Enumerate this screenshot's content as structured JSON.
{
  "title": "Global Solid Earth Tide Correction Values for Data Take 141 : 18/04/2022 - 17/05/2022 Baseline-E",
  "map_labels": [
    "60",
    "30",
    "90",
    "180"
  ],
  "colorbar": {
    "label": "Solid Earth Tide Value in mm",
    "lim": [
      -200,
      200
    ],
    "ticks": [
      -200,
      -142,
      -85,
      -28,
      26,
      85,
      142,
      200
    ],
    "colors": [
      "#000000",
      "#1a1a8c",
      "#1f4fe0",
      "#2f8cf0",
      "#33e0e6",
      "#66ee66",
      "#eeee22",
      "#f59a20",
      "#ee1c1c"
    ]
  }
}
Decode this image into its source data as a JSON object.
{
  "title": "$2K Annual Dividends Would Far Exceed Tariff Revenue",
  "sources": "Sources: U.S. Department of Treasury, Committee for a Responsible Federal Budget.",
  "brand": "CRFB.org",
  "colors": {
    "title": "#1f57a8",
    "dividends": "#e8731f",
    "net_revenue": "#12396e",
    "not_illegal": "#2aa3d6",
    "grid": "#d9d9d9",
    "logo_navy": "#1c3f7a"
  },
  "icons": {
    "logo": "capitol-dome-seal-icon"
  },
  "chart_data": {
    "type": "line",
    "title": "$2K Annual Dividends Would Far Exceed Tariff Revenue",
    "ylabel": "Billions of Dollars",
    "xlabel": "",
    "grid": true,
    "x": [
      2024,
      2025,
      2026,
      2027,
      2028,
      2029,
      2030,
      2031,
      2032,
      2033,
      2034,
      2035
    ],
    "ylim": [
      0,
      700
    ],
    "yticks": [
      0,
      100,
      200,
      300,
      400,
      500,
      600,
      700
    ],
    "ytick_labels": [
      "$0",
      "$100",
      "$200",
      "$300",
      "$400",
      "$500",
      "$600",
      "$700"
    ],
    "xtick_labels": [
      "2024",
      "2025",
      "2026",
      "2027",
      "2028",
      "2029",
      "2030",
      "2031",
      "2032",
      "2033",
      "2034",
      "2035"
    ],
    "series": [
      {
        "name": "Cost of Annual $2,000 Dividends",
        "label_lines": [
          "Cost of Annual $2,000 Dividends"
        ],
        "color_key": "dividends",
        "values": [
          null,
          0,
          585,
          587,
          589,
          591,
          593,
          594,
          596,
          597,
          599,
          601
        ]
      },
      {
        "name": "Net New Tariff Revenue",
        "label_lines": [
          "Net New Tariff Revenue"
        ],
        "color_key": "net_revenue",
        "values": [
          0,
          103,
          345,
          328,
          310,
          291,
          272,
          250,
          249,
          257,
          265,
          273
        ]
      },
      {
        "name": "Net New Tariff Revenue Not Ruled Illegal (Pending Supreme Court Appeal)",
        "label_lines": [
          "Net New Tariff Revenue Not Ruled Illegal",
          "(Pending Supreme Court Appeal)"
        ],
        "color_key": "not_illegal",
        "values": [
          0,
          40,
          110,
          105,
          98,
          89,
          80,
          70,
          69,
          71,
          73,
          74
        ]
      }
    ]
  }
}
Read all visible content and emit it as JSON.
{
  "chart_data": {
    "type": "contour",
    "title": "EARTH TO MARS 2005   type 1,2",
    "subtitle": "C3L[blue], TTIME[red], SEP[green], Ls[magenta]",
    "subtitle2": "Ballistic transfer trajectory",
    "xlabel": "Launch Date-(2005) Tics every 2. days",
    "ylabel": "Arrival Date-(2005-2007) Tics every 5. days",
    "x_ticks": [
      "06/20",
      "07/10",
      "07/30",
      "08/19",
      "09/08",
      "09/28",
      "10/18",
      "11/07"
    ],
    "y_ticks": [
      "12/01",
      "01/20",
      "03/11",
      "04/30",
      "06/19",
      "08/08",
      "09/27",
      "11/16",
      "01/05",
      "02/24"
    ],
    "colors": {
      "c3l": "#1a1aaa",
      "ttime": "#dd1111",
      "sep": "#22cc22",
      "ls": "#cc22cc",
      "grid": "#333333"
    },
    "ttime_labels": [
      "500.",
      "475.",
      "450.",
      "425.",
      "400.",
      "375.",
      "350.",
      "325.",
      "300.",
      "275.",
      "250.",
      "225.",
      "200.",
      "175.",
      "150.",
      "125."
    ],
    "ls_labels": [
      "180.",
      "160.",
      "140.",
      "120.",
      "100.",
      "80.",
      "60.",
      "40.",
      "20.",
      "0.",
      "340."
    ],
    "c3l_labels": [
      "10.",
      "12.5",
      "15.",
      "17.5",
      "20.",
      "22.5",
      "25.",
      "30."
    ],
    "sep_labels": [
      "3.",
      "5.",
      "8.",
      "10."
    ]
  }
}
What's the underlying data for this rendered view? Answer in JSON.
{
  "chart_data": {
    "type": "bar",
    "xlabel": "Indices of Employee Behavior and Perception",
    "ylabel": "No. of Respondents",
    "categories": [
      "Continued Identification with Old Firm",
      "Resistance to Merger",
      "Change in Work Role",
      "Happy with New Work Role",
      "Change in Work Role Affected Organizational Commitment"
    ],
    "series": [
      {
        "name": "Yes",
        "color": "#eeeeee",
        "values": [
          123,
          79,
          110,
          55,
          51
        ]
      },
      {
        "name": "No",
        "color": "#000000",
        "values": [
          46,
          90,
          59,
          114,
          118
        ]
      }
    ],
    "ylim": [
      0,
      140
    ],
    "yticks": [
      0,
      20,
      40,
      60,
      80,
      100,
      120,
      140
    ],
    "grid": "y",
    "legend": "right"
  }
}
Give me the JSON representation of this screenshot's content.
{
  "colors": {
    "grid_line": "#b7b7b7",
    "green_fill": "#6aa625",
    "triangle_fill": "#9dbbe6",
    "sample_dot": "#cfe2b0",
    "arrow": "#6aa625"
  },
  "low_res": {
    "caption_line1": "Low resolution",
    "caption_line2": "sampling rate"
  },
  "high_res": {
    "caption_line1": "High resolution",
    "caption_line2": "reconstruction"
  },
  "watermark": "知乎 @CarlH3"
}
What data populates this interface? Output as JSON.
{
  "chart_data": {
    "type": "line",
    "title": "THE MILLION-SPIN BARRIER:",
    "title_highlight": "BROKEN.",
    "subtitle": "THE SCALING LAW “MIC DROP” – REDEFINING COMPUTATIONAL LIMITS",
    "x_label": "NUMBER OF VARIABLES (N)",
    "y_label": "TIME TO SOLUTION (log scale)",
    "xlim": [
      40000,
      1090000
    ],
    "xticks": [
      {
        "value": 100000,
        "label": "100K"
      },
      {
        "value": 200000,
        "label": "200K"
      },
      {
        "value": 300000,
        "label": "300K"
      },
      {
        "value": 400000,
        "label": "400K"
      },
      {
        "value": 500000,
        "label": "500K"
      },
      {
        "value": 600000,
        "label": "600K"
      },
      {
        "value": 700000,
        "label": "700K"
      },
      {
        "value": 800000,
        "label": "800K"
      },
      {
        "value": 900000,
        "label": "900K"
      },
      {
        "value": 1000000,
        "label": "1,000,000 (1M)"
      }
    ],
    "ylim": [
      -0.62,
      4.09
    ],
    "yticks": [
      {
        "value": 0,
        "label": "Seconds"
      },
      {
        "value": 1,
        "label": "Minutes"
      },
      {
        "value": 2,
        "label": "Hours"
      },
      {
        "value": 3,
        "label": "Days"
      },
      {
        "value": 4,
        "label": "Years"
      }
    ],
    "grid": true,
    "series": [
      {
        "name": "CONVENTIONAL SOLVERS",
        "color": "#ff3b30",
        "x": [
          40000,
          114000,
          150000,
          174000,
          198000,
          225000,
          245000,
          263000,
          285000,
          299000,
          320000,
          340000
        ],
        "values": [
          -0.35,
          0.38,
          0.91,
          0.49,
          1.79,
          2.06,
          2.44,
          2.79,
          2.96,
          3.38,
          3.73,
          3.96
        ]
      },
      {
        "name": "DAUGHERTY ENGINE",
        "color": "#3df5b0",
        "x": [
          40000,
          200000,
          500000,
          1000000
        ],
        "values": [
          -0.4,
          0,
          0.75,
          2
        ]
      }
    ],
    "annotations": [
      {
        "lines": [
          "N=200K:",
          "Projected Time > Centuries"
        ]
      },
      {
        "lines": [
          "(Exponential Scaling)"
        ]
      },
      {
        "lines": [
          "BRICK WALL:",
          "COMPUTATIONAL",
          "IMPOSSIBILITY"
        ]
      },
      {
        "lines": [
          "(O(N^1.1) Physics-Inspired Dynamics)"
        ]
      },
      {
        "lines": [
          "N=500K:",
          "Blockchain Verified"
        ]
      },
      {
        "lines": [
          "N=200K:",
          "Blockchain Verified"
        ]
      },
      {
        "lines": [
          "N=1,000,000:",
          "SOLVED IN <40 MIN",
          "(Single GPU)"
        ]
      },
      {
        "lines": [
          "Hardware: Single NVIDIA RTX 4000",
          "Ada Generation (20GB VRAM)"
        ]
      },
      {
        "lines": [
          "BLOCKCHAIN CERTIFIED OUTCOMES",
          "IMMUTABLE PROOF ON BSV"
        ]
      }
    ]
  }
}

- [GIVEN EXERCISE] Within the listing above, find every line containing the string "Pending" and return it.

- [ANSWER FOR THIS EXERCISE]
        "name": "Net New Tariff Revenue Not Ruled Illegal (Pending Supreme Court Appeal)",
          "(Pending Supreme Court Appeal)"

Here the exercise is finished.